> Activity: Could you reproduce all of the entries below without a single change?

---+---

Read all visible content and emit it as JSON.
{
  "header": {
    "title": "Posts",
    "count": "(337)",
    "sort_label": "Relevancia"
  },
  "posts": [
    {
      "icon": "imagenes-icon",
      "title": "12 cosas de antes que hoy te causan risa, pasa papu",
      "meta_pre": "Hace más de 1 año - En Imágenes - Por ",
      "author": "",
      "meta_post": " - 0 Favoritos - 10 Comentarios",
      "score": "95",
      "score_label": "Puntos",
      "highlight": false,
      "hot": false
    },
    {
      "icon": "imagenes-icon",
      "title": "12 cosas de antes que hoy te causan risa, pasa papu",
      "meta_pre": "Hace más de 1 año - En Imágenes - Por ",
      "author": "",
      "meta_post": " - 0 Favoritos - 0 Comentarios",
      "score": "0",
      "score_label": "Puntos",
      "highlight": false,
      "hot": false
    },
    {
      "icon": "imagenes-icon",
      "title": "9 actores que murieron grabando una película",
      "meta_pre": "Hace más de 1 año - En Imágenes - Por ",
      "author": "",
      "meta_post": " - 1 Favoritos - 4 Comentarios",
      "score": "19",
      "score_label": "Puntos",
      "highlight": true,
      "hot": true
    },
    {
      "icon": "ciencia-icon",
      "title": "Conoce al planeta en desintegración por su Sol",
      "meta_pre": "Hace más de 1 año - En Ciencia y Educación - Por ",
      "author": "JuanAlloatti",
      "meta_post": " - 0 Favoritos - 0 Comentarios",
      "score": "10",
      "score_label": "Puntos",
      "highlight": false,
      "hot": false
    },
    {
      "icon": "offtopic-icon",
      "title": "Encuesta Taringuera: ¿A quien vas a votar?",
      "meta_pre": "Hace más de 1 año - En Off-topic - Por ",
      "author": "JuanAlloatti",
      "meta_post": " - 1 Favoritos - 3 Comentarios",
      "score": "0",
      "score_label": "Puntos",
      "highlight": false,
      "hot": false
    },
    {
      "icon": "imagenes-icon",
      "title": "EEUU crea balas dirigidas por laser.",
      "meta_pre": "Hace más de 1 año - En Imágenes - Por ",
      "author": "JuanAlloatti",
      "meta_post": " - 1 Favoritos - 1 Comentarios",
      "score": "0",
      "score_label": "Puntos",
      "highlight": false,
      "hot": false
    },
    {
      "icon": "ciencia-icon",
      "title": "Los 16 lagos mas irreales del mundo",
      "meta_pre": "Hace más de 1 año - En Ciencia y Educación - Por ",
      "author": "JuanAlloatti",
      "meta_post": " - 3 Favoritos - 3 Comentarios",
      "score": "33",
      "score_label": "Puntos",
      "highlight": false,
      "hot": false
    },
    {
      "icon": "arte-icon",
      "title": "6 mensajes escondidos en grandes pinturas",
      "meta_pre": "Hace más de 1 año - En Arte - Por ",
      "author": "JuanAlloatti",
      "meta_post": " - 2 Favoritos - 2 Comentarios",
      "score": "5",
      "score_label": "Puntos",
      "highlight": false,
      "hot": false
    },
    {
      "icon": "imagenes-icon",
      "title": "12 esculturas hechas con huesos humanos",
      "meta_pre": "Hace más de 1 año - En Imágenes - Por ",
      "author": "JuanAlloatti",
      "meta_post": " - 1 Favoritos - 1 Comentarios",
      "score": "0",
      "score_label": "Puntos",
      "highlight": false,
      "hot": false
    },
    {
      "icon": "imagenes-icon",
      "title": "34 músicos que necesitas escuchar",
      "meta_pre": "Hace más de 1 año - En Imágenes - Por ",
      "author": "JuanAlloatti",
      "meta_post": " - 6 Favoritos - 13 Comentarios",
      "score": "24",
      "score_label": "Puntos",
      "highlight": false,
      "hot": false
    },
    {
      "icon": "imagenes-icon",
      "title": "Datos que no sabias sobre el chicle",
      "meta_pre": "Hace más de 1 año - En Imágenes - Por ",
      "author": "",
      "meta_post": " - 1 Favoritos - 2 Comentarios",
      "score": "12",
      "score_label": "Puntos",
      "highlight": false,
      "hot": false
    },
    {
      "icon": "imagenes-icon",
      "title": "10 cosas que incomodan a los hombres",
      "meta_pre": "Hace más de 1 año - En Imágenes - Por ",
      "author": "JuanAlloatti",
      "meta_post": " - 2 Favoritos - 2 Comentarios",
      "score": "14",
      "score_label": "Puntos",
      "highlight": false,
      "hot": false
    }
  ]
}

---+---

> Exercise response:
Read all visible content and emit it as JSON.
{
  "header": {
    "title": "Posts",
    "count": "(337)",
    "sort_label": "Relevancia"
  },
  "posts": [
    {
      "icon": "imagenes-icon",
      "title": "12 cosas de antes que hoy te causan risa, pasa papu",
      "meta_pre": "Hace más de 1 año - En Imágenes - Por ",
      "author": "",
      "meta_post": " - 0 Favoritos - 10 Comentarios",
      "score": "95",
      "score_label": "Puntos",
      "highlight": false,
      "hot": false
    },
    {
      "icon": "imagenes-icon",
      "title": "12 cosas de antes que hoy te causan risa, pasa papu",
      "meta_pre": "Hace más de 1 año - En Imágenes - Por ",
      "author": "",
      "meta_post": " - 0 Favoritos - 0 Comentarios",
      "score": "0",
      "score_label": "Puntos",
      "highlight": false,
      "hot": false
    },
    {
      "icon": "imagenes-icon",
      "title": "9 actores que murieron grabando una película",
      "meta_pre": "Hace más de 1 año - En Imágenes - Por ",
      "author": "",
      "meta_post": " - 1 Favoritos - 4 Comentarios",
      "score": "19",
      "score_label": "Puntos",
      "highlight": true,
      "hot": true
    },
    {
      "icon": "ciencia-icon",
      "title": "Conoce al planeta en desintegración por su Sol",
      "meta_pre": "Hace más de 1 año - En Ciencia y Educación - Por ",
      "author": "JuanAlloatti",
      "meta_post": " - 0 Favoritos - 0 Comentarios",
      "score": "10",
      "score_label": "Puntos",
      "highlight": false,
      "hot": false
    },
    {
      "icon": "offtopic-icon",
      "title": "Encuesta Taringuera: ¿A quien vas a votar?",
      "meta_pre": "Hace más de 1 año - En Off-topic - Por ",
      "author": "JuanAlloatti",
      "meta_post": " - 1 Favoritos - 3 Comentarios",
      "score": "0",
      "score_label": "Puntos",
      "highlight": false,
      "hot": false
    },
    {
      "icon": "imagenes-icon",
      "title": "EEUU crea balas dirigidas por laser.",
      "meta_pre": "Hace más de 1 año - En Imágenes - Por ",
      "author": "JuanAlloatti",
      "meta_post": " - 1 Favoritos - 1 Comentarios",
      "score": "0",
      "score_label": "Puntos",
      "highlight": false,
      "hot": false
    },
    {
      "icon": "ciencia-icon",
      "title": "Los 16 lagos mas irreales del mundo",
      "meta_pre": "Hace más de 1 año - En Ciencia y Educación - Por ",
      "author": "JuanAlloatti",
      "meta_post": " - 3 Favoritos - 3 Comentarios",
      "score": "33",
      "score_label": "Puntos",
      "highlight": false,
      "hot": false
    },
    {
      "icon": "arte-icon",
      "title": "6 mensajes escondidos en grandes pinturas",
      "meta_pre": "Hace más de 1 año - En Arte - Por ",
      "author": "JuanAlloatti",
      "meta_post": " - 2 Favoritos - 2 Comentarios",
      "score": "5",
      "score_label": "Puntos",
      "highlight": false,
      "hot": false
    },
    {
      "icon": "imagenes-icon",
      "title": "12 esculturas hechas con huesos humanos",
      "meta_pre": "Hace más de 1 año - En Imágenes - Por ",
      "author": "JuanAlloatti",
      "meta_post": " - 1 Favoritos - 1 Comentarios",
      "score": "0",
      "score_label": "Puntos",
      "highlight": false,
      "hot": false
    },
    {
      "icon": "imagenes-icon",
      "title": "34 músicos que necesitas escuchar",
      "meta_pre": "Hace más de 1 año - En Imágenes - Por ",
      "author": "JuanAlloatti",
      "meta_post": " - 6 Favoritos - 13 Comentarios",
      "score": "24",
      "score_label": "Puntos",
      "highlight": false,
      "hot": false
    },
    {
      "icon": "imagenes-icon",
      "title": "Datos que no sabias sobre el chicle",
      "meta_pre": "Hace más de 1 año - En Imágenes - Por ",
      "author": "",
      "meta_post": " - 1 Favoritos - 2 Comentarios",
      "score": "12",
      "score_label": "Puntos",
      "highlight": false,
      "hot": false
    },
    {
      "icon": "imagenes-icon",
      "title": "10 cosas que incomodan a los hombres",
      "meta_pre": "Hace más de 1 año - En Imágenes - Por ",
      "author": "JuanAlloatti",
      "meta_post": " - 2 Favoritos - 2 Comentarios",
      "score": "14",
      "score_label": "Puntos",
      "highlight": false,
      "hot": false
    }
  ]
}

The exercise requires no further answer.